## begin Dataset excerpts

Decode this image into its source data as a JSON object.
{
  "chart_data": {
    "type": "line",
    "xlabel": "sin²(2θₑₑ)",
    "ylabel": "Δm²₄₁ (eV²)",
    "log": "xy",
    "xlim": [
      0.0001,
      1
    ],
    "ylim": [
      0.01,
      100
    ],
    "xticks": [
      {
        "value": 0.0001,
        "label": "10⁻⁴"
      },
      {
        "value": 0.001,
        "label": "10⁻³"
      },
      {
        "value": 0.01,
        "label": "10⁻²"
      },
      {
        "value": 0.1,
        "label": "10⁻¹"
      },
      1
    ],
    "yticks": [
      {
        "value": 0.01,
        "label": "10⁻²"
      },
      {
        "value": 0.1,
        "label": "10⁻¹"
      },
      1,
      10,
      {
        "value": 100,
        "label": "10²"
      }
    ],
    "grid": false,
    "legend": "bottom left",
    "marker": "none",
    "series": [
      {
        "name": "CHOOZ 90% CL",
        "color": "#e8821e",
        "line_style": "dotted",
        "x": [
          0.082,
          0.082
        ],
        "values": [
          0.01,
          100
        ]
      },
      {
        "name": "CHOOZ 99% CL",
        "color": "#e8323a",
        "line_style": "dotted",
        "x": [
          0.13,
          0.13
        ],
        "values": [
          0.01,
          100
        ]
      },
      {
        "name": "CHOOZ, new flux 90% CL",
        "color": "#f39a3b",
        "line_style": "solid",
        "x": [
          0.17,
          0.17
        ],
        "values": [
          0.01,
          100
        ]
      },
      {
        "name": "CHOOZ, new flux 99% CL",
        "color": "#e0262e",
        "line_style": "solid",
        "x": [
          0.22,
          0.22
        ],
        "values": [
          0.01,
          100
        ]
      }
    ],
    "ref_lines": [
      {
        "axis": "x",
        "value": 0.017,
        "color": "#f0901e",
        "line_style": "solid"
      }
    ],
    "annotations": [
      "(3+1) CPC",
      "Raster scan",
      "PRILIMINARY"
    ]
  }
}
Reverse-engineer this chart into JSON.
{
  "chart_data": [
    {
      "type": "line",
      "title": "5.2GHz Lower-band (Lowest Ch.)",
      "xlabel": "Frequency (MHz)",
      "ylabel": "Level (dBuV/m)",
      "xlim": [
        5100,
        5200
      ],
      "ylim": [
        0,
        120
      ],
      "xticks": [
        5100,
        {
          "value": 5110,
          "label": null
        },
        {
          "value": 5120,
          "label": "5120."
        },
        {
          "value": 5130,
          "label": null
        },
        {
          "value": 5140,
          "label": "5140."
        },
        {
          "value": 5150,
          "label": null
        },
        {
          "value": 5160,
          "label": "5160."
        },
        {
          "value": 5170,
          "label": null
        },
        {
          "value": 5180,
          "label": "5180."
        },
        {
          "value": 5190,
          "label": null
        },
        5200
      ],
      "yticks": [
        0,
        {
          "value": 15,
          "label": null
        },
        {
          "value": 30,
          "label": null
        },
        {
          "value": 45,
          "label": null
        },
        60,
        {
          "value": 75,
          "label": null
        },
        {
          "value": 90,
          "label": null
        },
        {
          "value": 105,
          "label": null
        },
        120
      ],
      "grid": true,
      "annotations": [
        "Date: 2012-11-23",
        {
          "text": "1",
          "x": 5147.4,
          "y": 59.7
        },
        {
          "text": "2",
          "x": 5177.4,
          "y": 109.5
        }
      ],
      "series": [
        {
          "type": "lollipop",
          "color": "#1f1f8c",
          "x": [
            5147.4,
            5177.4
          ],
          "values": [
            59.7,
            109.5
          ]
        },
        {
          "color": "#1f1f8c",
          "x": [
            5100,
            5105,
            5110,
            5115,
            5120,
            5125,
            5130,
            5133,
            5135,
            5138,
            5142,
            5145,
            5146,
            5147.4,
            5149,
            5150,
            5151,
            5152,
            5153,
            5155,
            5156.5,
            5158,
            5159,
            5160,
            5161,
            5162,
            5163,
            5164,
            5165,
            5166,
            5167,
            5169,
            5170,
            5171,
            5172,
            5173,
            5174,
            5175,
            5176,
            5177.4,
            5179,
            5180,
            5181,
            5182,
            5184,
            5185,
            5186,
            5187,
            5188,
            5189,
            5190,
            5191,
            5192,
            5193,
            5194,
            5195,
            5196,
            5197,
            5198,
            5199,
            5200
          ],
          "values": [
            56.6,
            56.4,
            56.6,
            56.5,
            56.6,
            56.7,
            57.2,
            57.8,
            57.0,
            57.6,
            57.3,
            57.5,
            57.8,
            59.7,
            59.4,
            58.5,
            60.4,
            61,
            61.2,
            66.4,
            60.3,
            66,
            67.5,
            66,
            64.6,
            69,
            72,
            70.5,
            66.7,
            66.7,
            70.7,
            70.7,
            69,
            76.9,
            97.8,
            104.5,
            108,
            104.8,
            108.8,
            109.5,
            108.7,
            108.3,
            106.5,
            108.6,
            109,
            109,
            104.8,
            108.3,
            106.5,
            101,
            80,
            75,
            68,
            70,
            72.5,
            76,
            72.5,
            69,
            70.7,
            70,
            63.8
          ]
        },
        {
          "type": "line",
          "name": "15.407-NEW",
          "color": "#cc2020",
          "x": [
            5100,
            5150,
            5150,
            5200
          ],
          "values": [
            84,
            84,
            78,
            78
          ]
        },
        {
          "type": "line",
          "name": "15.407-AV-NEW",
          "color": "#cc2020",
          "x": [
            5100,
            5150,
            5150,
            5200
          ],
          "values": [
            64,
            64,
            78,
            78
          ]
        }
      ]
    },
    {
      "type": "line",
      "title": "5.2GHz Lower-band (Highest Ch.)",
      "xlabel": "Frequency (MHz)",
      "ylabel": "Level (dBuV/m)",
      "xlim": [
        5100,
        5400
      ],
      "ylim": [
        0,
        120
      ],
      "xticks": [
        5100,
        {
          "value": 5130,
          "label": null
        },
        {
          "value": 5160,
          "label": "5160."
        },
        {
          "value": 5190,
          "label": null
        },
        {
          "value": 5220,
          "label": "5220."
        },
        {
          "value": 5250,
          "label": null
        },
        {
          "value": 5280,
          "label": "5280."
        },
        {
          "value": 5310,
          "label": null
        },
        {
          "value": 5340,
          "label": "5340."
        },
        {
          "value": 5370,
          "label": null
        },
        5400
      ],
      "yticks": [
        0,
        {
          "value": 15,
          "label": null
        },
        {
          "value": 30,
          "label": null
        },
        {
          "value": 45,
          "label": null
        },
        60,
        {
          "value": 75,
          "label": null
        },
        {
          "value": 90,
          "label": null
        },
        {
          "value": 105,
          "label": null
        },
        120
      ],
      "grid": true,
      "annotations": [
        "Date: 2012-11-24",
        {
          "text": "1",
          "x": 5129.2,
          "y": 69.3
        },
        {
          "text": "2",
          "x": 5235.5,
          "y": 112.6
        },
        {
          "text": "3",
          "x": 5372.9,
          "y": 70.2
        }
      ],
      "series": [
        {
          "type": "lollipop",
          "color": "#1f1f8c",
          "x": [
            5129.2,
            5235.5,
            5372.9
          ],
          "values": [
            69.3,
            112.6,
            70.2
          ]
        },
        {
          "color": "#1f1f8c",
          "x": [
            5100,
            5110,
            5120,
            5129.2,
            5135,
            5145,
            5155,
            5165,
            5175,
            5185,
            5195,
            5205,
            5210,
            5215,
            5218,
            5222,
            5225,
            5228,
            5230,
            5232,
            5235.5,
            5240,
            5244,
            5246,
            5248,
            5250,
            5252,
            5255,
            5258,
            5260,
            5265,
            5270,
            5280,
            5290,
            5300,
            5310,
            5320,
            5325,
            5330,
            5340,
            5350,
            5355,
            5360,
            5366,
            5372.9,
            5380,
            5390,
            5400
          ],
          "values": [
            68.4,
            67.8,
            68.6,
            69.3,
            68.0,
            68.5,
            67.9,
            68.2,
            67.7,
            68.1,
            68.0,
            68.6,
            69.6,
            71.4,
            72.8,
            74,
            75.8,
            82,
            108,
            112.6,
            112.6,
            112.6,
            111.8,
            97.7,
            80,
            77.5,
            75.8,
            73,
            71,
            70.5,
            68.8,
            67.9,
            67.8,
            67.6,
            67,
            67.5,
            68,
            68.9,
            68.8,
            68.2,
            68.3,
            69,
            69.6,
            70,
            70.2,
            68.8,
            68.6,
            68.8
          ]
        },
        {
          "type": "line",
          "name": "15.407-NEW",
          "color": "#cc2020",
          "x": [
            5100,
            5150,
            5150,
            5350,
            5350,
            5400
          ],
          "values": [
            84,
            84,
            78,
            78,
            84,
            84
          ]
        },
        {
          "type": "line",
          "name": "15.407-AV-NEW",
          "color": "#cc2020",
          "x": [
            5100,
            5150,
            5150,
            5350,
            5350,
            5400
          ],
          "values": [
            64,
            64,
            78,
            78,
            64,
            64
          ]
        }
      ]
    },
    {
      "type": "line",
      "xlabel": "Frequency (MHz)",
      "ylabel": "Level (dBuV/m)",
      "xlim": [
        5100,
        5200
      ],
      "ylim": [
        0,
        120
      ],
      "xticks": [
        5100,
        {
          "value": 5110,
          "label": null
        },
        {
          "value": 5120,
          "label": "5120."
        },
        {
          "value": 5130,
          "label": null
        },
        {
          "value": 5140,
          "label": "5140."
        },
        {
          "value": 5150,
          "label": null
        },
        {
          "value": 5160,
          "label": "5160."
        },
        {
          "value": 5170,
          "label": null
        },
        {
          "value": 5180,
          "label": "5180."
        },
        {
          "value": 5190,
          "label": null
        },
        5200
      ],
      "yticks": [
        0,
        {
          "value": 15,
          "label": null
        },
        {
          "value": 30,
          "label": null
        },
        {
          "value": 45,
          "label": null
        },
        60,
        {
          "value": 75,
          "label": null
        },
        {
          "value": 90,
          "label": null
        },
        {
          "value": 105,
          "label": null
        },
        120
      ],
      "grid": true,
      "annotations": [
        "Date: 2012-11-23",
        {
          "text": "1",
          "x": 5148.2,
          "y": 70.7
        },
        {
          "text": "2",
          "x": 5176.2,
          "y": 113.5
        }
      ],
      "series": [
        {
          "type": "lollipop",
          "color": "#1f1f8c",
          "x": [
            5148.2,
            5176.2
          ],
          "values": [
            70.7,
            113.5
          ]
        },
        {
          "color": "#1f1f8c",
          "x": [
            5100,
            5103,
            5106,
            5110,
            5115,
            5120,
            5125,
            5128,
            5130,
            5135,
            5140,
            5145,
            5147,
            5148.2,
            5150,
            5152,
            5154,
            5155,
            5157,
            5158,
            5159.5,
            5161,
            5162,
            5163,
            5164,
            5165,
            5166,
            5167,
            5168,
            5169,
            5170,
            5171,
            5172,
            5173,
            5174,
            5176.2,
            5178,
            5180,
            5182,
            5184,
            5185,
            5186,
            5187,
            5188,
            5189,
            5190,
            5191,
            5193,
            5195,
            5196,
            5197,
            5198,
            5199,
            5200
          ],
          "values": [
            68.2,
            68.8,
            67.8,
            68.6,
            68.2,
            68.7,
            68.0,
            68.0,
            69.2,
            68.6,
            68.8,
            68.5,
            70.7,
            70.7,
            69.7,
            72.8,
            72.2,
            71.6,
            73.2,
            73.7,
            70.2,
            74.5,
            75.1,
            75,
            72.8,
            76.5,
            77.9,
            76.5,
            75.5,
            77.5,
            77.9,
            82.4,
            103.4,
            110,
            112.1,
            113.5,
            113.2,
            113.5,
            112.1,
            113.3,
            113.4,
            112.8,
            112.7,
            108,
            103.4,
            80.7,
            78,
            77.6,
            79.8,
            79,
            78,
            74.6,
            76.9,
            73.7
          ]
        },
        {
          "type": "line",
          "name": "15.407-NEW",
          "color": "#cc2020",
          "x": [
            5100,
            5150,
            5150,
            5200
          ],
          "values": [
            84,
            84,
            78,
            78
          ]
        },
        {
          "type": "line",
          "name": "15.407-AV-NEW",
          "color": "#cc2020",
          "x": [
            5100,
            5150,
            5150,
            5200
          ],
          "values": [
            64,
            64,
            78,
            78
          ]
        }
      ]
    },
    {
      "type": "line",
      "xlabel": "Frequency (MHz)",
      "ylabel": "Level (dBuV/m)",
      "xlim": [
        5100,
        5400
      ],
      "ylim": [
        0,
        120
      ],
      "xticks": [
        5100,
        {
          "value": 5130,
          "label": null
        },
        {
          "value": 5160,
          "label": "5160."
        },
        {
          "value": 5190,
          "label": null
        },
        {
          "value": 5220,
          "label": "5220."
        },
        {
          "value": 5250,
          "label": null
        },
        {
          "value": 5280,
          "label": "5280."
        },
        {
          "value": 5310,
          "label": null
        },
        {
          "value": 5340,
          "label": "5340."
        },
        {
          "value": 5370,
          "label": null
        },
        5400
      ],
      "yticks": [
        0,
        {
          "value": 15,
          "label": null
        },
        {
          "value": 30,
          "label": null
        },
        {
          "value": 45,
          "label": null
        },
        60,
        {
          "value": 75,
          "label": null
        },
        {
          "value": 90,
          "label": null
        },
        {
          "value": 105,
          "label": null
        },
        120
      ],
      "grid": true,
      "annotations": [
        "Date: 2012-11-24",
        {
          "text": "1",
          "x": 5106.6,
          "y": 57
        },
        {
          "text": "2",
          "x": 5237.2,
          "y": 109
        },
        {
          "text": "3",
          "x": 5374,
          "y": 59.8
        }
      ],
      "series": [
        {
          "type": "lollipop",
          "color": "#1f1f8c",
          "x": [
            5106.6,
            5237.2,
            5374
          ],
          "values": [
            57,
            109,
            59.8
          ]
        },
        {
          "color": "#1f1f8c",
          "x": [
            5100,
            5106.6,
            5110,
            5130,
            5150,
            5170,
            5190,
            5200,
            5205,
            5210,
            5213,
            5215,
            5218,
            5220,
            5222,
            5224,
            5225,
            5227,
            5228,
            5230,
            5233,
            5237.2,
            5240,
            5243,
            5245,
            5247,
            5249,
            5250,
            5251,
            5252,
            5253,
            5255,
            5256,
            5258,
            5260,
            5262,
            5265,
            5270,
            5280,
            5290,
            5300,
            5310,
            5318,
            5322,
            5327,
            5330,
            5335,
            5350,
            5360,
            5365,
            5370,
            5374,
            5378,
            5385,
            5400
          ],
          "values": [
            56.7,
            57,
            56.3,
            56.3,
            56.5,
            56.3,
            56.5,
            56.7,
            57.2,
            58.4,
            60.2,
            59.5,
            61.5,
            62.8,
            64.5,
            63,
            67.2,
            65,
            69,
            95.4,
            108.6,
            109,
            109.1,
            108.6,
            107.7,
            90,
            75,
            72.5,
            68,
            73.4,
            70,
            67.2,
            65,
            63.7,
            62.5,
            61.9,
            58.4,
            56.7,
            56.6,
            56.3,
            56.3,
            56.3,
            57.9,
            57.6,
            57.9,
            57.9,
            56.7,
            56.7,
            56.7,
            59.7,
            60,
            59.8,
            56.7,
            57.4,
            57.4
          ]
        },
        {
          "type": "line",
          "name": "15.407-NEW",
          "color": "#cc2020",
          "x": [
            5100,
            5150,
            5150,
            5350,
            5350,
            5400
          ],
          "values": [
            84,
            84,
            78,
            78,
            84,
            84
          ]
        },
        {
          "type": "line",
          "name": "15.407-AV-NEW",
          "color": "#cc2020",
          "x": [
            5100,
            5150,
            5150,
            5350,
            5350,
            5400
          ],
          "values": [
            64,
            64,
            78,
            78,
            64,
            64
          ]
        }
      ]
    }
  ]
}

## end Dataset excerpts

Gather up every line from the listing above in which the word "flux" occurs.

- **Solved exercise**:
        "name": "CHOOZ, new flux 90% CL",
        "name": "CHOOZ, new flux 99% CL",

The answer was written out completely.